EXERCISE INPUTS:
= = = = = = =

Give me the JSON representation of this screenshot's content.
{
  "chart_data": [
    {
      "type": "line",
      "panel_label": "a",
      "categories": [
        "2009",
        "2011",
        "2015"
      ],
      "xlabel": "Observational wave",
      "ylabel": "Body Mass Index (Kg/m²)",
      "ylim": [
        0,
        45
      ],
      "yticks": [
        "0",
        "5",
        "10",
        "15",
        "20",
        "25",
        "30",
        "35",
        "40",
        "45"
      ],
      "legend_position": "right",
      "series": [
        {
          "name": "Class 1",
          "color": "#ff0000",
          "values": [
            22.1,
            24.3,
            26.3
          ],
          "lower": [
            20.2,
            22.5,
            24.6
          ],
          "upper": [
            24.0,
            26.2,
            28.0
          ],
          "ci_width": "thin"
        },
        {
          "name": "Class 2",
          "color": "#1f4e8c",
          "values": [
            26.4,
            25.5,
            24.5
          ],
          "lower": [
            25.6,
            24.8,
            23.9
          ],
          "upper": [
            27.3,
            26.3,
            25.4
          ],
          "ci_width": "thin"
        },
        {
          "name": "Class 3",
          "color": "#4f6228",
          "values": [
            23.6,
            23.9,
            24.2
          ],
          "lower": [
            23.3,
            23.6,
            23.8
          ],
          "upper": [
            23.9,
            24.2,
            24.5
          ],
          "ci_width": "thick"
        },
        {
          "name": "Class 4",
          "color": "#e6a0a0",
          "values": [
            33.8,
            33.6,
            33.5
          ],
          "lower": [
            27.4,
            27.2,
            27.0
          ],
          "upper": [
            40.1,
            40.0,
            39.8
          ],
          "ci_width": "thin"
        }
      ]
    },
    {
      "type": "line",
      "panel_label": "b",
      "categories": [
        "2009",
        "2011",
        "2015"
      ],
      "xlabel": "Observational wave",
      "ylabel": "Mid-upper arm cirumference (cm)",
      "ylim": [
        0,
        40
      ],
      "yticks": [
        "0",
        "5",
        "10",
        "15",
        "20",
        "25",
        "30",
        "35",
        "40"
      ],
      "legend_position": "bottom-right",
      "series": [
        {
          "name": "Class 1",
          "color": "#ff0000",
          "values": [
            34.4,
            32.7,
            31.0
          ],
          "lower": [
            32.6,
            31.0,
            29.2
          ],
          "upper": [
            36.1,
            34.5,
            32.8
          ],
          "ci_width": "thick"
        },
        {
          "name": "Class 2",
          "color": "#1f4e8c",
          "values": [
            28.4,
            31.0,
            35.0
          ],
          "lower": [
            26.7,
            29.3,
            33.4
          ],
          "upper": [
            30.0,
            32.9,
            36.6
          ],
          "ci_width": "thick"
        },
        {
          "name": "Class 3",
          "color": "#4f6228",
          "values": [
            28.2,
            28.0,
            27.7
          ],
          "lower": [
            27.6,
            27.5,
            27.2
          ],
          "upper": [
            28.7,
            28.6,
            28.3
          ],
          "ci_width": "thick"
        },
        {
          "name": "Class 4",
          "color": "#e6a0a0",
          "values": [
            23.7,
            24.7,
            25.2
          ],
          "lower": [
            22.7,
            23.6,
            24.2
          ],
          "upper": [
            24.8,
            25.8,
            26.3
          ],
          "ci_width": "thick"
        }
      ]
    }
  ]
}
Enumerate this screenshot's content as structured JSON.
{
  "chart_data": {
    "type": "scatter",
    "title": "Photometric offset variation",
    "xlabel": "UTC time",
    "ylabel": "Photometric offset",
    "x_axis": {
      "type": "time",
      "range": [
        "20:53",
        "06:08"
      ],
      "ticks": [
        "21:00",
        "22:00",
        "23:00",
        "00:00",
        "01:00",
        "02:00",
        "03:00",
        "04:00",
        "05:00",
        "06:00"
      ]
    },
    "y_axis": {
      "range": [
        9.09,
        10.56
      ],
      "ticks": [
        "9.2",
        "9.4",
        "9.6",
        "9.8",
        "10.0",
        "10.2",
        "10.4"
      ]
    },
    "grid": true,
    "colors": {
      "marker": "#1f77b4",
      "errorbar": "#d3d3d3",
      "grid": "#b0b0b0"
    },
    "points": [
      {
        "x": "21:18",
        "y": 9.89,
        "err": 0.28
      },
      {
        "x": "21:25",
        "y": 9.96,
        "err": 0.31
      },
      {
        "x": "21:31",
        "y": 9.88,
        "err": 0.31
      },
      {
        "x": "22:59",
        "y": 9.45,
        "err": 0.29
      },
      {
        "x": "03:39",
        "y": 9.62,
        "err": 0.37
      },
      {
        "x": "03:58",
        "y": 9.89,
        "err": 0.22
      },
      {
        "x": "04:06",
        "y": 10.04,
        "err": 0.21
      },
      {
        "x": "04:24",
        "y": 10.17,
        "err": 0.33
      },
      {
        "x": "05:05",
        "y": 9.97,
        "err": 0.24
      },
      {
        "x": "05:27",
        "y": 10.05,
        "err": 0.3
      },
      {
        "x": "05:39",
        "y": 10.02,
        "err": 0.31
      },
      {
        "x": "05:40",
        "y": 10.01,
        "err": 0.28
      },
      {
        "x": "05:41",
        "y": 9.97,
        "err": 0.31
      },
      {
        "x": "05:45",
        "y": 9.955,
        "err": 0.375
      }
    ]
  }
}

= = = = = = =

Gather each line in the entries above where the string "screenshot" is found.

SOLVED PROBLEM:
Give me the JSON representation of this screenshot's content.
Enumerate this screenshot's content as structured JSON.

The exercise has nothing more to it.